## Exercise brief
In the listing below, how many lines contain the string "patients"? Reply with the number alone.

## Supplied data
* * * *

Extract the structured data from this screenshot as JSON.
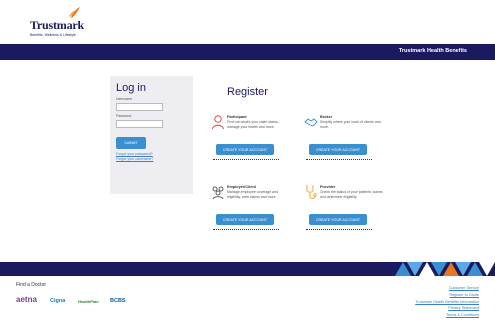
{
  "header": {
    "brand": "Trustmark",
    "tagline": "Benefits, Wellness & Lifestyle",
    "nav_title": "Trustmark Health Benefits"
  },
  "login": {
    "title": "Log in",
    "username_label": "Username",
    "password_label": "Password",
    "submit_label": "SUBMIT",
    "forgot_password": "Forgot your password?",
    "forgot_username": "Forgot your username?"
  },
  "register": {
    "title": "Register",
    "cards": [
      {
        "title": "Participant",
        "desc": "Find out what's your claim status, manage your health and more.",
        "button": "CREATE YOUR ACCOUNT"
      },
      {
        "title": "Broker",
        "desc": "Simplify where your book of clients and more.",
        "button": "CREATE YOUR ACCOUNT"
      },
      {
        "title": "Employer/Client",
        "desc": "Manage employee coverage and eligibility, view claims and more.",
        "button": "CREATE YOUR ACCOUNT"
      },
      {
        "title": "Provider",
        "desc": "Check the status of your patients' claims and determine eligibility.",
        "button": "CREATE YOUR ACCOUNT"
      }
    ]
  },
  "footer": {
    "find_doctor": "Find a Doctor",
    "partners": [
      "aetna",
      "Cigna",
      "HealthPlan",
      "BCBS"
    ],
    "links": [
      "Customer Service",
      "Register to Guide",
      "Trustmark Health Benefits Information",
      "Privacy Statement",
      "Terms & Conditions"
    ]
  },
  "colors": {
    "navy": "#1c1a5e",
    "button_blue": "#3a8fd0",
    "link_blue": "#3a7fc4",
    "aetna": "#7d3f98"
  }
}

* * * *

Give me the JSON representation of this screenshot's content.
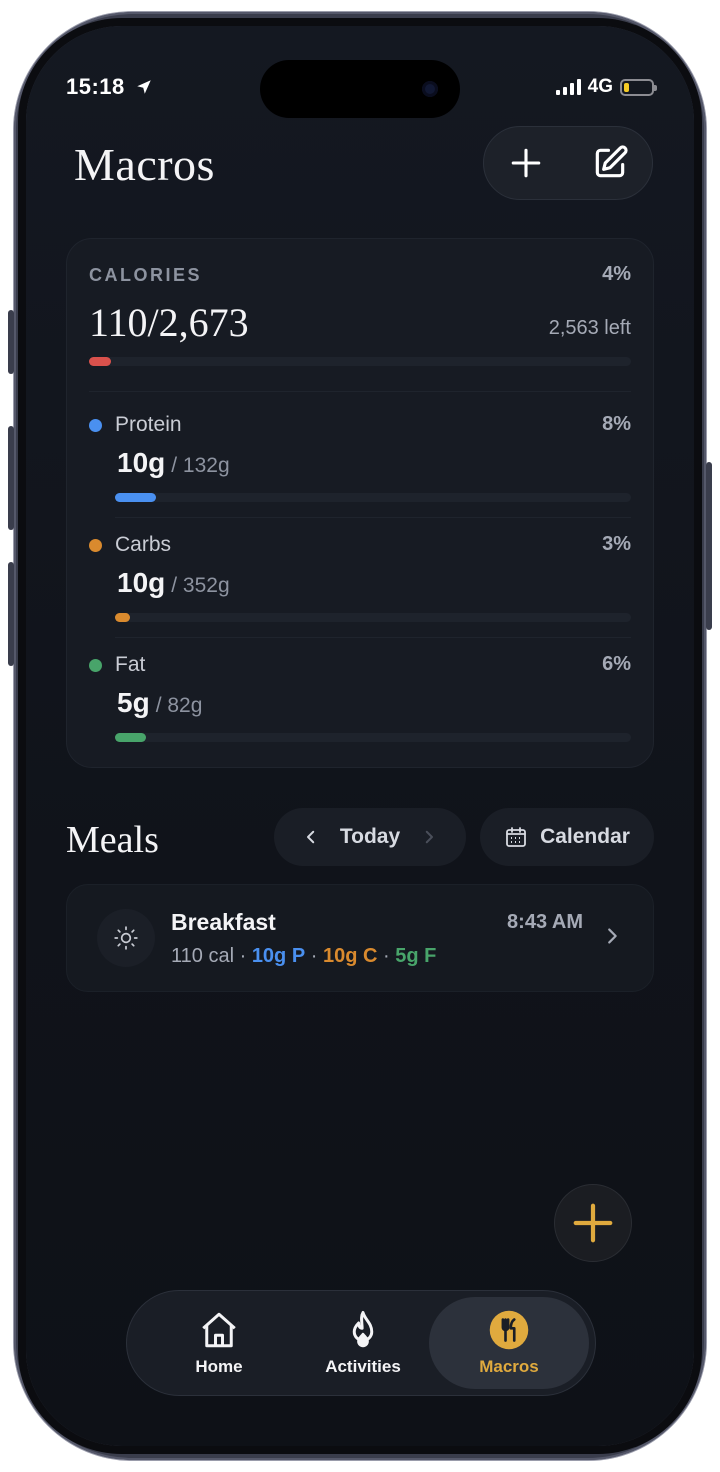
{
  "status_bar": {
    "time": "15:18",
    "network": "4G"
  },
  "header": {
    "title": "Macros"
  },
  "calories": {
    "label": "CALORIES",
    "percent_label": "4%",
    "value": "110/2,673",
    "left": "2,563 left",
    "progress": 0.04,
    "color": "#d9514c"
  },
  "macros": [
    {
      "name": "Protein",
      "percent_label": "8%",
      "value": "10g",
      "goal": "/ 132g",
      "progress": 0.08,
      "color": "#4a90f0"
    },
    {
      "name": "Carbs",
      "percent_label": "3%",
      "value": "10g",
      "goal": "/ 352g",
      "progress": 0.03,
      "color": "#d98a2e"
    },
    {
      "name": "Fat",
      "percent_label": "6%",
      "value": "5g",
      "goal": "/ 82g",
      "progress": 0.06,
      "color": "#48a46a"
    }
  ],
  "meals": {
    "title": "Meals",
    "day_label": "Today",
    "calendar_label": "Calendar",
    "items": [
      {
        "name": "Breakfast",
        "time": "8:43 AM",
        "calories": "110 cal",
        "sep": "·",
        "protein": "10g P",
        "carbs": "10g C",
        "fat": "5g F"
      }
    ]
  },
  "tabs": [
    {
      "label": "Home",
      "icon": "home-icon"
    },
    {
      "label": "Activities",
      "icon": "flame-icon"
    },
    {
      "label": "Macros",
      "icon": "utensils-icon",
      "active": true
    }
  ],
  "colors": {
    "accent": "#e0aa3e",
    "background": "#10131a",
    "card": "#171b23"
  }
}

* * * *

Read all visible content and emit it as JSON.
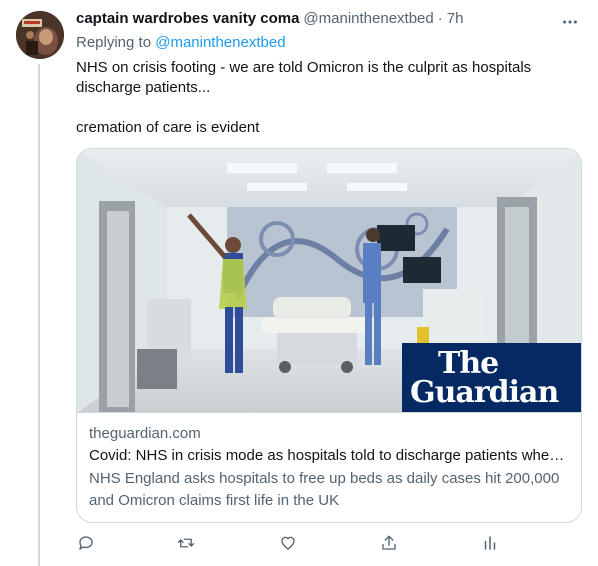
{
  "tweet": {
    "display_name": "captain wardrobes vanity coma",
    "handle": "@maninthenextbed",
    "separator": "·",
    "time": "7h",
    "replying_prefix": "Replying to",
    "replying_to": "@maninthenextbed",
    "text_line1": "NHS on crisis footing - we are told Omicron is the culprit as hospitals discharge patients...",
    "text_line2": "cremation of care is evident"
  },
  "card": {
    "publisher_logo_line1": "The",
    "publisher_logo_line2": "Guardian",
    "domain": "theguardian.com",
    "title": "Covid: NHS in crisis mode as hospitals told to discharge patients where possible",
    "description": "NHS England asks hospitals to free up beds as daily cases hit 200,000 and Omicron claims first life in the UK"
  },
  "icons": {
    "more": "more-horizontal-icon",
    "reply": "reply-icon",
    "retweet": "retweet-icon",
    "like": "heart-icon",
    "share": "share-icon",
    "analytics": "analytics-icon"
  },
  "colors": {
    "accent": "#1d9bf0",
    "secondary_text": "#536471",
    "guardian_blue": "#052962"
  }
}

* * * *

## Finished task
3